Short exercise: Every line that holds the string "Wolfratshausen" is to be identified and copied.

:::::

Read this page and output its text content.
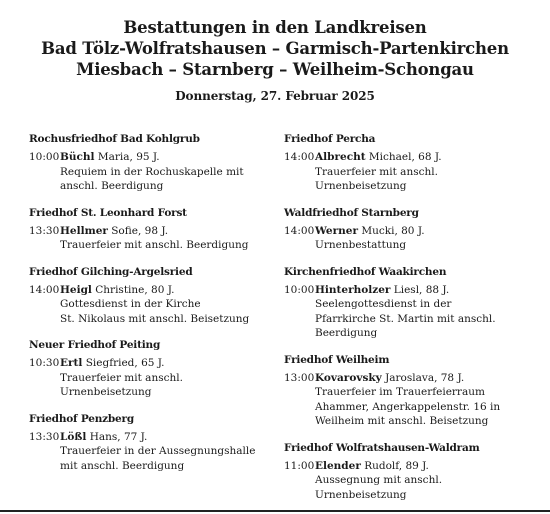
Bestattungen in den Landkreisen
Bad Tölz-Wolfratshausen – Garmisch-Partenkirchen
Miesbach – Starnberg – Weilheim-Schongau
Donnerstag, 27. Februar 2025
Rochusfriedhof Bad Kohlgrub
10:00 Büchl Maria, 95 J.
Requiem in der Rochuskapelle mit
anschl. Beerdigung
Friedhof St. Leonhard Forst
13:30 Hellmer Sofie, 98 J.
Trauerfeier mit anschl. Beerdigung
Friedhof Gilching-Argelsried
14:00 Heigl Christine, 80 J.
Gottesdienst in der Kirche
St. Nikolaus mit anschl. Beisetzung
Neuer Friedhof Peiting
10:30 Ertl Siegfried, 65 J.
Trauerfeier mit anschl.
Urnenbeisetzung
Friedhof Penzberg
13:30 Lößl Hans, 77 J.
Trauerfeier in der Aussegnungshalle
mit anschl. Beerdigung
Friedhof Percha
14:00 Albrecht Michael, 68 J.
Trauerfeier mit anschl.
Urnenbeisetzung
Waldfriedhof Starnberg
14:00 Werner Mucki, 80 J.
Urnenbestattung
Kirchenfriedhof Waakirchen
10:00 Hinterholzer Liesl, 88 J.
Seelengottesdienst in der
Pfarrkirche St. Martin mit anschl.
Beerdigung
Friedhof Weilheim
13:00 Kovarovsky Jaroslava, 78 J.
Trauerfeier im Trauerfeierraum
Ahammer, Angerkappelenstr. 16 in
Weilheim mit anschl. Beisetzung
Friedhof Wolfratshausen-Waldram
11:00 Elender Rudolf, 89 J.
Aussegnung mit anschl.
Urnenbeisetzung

:::::

Finished exercise:
Bad Tölz-Wolfratshausen – Garmisch-Partenkirchen
Friedhof Wolfratshausen-Waldram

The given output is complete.